__Exercise details__:
From the entries below, list each line with "Cases".

(Recorded data)

----

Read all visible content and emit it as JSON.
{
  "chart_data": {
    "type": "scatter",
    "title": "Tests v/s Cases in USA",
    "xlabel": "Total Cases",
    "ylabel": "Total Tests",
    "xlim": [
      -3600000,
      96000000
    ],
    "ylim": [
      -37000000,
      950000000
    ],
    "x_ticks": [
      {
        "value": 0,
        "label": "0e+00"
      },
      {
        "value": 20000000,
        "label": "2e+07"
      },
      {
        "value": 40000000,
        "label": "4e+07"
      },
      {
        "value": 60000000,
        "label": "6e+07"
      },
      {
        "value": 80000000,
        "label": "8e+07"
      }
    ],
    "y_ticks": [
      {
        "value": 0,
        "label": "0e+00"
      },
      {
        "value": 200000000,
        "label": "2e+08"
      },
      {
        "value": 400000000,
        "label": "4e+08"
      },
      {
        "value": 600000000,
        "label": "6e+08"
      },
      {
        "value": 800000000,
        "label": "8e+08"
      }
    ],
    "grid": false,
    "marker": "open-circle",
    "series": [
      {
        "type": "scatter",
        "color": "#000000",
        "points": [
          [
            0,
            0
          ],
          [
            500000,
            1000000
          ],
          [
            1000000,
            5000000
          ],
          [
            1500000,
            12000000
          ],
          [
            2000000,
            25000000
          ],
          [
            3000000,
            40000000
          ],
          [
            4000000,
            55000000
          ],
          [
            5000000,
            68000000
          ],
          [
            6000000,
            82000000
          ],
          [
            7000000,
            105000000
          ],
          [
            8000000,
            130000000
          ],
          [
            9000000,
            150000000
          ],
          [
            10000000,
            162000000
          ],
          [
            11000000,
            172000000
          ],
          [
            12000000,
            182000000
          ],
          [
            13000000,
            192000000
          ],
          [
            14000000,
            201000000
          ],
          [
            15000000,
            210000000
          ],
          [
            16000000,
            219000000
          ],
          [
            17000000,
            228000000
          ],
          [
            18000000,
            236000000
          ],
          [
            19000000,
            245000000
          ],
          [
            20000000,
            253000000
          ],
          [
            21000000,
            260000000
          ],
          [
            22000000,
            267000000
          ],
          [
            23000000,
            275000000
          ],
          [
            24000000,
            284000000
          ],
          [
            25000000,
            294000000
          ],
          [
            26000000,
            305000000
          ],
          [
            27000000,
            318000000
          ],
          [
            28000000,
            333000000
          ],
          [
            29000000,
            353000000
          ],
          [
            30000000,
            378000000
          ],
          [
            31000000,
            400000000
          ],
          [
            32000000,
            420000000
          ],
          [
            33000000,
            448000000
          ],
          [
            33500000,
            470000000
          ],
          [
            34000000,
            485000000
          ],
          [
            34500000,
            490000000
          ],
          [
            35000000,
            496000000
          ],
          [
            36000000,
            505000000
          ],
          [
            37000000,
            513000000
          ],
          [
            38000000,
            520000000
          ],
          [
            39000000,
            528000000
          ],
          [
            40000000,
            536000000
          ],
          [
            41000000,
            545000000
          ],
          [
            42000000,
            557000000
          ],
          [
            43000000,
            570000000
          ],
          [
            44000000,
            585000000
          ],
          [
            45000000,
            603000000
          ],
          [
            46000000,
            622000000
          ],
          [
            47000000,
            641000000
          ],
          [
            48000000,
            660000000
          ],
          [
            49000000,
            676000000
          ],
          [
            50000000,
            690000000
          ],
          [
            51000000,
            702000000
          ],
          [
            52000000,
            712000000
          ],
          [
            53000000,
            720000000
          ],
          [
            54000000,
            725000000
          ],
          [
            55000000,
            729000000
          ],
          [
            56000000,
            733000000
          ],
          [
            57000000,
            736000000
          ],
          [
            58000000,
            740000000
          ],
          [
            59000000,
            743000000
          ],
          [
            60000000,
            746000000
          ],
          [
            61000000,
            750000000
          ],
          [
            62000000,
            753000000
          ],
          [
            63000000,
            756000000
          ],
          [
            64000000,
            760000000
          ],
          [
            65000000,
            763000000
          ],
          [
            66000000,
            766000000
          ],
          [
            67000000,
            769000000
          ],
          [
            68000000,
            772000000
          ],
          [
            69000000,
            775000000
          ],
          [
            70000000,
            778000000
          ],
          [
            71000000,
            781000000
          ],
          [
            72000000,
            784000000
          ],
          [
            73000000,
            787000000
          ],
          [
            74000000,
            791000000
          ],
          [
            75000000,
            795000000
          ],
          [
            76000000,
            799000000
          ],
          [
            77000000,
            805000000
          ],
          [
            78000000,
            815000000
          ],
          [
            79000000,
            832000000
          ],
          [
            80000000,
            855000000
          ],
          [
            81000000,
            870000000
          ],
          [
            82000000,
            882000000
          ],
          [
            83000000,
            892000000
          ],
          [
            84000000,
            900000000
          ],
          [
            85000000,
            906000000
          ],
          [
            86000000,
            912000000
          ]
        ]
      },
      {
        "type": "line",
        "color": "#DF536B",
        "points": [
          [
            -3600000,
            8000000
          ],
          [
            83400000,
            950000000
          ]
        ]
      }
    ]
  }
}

----

__The solution__:
    "title": "Tests v/s Cases in USA",
    "xlabel": "Total Cases",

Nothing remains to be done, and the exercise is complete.